▶ WHAT YOU SHOULD DO
Starting at the line that contains "Parse this screenshot: output", transcribe every remaining line of the entries exactly, including the last one.
## Start
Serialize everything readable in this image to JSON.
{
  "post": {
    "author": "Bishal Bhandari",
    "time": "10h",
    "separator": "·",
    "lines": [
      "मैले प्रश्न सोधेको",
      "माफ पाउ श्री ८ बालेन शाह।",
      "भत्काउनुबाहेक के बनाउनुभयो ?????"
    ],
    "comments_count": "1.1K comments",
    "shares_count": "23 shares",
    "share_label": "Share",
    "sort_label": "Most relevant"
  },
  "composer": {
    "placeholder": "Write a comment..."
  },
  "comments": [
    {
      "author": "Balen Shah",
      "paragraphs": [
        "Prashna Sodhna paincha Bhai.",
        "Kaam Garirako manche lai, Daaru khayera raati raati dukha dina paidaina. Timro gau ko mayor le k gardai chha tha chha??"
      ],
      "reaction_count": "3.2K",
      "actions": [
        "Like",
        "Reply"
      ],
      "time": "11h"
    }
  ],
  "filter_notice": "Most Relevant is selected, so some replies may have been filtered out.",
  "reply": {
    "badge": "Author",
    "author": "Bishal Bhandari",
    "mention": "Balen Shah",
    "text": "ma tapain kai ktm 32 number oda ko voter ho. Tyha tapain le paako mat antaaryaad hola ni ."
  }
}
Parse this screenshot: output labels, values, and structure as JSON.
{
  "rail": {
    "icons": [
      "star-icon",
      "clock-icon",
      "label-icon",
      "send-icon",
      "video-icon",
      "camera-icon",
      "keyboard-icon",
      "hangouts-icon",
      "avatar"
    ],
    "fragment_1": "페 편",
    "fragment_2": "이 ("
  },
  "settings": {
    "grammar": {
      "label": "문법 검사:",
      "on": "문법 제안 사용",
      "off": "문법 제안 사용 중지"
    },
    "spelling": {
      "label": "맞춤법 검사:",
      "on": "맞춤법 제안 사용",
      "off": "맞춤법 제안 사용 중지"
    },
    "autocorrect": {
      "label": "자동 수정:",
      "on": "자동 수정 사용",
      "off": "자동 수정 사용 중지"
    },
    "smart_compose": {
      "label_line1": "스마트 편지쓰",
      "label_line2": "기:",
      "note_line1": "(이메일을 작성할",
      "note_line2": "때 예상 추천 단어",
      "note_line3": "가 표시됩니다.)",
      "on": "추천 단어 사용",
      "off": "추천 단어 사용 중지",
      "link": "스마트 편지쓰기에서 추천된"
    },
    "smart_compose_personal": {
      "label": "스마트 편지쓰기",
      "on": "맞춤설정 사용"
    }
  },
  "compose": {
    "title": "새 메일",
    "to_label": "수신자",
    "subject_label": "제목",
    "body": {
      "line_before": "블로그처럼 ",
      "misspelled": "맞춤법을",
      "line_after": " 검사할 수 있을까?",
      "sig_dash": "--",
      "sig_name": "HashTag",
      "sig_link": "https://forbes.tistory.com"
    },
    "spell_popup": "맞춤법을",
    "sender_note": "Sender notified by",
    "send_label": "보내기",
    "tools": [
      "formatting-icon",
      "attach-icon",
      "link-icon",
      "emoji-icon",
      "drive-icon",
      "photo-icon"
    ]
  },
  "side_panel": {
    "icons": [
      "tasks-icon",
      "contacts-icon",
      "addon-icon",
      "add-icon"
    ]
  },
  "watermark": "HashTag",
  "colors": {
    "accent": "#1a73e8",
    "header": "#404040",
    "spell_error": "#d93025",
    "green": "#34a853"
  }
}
## End
▶ COMPLETE OUTPUT
Parse this screenshot: output labels, values, and structure as JSON.
{
  "rail": {
    "icons": [
      "star-icon",
      "clock-icon",
      "label-icon",
      "send-icon",
      "video-icon",
      "camera-icon",
      "keyboard-icon",
      "hangouts-icon",
      "avatar"
    ],
    "fragment_1": "페 편",
    "fragment_2": "이 ("
  },
  "settings": {
    "grammar": {
      "label": "문법 검사:",
      "on": "문법 제안 사용",
      "off": "문법 제안 사용 중지"
    },
    "spelling": {
      "label": "맞춤법 검사:",
      "on": "맞춤법 제안 사용",
      "off": "맞춤법 제안 사용 중지"
    },
    "autocorrect": {
      "label": "자동 수정:",
      "on": "자동 수정 사용",
      "off": "자동 수정 사용 중지"
    },
    "smart_compose": {
      "label_line1": "스마트 편지쓰",
      "label_line2": "기:",
      "note_line1": "(이메일을 작성할",
      "note_line2": "때 예상 추천 단어",
      "note_line3": "가 표시됩니다.)",
      "on": "추천 단어 사용",
      "off": "추천 단어 사용 중지",
      "link": "스마트 편지쓰기에서 추천된"
    },
    "smart_compose_personal": {
      "label": "스마트 편지쓰기",
      "on": "맞춤설정 사용"
    }
  },
  "compose": {
    "title": "새 메일",
    "to_label": "수신자",
    "subject_label": "제목",
    "body": {
      "line_before": "블로그처럼 ",
      "misspelled": "맞춤법을",
      "line_after": " 검사할 수 있을까?",
      "sig_dash": "--",
      "sig_name": "HashTag",
      "sig_link": "https://forbes.tistory.com"
    },
    "spell_popup": "맞춤법을",
    "sender_note": "Sender notified by",
    "send_label": "보내기",
    "tools": [
      "formatting-icon",
      "attach-icon",
      "link-icon",
      "emoji-icon",
      "drive-icon",
      "photo-icon"
    ]
  },
  "side_panel": {
    "icons": [
      "tasks-icon",
      "contacts-icon",
      "addon-icon",
      "add-icon"
    ]
  },
  "watermark": "HashTag",
  "colors": {
    "accent": "#1a73e8",
    "header": "#404040",
    "spell_error": "#d93025",
    "green": "#34a853"
  }
}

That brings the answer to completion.